**Task details:** Extract, from the records beneath this instruction, each line that contains the word "color".

**Dataset rows:**
**********

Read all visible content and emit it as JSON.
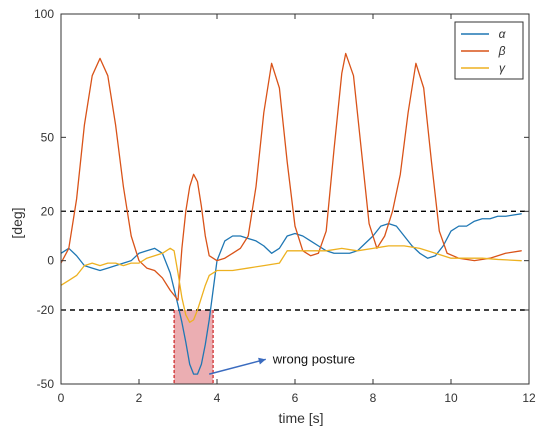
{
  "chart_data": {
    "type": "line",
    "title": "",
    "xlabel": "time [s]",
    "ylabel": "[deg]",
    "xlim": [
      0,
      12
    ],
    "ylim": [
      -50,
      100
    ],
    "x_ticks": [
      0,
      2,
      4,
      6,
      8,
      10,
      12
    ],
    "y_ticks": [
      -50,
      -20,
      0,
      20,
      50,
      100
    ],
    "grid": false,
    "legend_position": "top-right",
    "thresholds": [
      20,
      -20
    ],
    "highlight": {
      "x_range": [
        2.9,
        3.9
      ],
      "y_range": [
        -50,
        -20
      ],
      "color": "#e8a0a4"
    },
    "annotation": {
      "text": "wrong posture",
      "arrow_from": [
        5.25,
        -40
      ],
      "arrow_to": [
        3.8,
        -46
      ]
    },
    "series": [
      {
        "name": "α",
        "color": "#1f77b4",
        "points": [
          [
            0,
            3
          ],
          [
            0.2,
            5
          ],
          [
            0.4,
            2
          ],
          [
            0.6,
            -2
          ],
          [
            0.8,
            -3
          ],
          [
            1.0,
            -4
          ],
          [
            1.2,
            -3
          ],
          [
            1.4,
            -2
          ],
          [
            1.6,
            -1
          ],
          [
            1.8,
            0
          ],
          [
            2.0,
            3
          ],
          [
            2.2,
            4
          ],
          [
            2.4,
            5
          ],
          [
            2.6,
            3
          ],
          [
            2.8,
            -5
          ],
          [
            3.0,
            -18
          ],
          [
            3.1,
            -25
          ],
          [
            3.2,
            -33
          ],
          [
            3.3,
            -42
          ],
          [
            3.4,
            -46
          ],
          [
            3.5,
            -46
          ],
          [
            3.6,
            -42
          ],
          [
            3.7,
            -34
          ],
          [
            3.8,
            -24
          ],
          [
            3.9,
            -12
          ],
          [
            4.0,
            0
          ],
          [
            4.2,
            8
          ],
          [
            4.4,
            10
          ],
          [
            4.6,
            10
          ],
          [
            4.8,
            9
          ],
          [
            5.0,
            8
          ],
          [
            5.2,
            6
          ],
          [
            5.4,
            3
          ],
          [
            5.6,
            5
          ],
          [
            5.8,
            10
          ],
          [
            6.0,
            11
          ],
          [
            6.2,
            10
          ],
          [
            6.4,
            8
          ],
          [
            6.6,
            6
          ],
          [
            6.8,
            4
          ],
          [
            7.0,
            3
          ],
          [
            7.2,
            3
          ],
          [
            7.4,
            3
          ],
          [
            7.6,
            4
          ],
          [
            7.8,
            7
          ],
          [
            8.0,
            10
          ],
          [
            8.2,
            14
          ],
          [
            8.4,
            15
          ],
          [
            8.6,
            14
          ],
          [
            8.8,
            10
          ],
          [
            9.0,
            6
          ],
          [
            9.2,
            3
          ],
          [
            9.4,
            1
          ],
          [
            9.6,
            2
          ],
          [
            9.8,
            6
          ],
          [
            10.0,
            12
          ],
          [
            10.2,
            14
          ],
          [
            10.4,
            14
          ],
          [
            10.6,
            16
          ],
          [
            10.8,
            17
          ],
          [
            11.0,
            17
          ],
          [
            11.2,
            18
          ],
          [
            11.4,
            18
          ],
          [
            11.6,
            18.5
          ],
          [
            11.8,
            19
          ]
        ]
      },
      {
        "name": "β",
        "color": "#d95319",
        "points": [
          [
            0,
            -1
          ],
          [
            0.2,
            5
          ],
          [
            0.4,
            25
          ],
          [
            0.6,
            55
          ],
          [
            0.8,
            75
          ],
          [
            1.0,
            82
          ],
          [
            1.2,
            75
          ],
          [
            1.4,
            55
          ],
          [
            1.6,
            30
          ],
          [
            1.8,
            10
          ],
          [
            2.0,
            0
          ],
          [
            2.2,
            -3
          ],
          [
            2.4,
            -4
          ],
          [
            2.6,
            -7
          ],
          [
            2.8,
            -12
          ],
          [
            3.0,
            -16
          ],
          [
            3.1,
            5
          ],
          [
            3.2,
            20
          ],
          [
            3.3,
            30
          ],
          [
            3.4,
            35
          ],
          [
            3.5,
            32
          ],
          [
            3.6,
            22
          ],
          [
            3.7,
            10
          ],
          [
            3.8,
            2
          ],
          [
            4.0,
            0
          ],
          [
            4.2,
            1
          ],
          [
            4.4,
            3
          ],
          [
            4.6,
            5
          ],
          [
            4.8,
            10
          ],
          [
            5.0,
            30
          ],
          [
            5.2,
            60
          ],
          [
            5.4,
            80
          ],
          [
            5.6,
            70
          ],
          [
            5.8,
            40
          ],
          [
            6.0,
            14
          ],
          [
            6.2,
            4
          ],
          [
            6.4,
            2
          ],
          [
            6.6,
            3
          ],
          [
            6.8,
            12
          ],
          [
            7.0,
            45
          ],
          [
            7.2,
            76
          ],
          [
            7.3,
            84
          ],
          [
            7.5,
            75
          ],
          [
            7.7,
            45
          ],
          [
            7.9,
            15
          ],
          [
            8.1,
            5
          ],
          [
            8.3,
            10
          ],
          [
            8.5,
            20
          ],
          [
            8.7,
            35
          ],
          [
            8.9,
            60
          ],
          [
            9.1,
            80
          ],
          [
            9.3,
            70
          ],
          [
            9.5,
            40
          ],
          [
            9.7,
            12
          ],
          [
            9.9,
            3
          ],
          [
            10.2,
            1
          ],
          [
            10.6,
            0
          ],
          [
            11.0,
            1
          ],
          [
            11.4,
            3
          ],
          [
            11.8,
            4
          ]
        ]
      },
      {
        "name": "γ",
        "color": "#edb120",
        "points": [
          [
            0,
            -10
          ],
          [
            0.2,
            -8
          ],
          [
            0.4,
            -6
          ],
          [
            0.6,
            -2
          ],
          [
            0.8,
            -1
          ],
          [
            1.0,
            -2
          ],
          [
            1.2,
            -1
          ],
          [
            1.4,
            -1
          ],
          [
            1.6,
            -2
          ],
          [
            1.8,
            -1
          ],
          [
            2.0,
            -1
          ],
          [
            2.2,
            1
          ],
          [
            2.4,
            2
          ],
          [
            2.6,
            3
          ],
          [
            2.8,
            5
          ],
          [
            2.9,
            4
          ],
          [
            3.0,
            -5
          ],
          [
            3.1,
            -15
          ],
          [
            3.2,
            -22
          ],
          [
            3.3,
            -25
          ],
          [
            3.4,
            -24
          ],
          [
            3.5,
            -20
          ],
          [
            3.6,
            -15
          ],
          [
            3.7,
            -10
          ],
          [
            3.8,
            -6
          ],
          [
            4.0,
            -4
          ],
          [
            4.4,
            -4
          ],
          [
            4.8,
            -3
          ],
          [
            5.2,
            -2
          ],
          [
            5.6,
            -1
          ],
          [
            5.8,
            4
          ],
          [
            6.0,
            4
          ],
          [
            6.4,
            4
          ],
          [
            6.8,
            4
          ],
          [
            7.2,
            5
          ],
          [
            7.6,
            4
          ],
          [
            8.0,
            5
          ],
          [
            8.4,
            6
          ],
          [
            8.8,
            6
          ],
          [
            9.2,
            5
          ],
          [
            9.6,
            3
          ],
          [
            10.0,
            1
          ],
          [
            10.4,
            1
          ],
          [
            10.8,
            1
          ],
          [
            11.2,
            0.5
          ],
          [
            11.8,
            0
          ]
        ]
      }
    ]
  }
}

**********

**Right answer:**
      "color": "#e8a0a4"
        "color": "#1f77b4",
        "color": "#d95319",
        "color": "#edb120",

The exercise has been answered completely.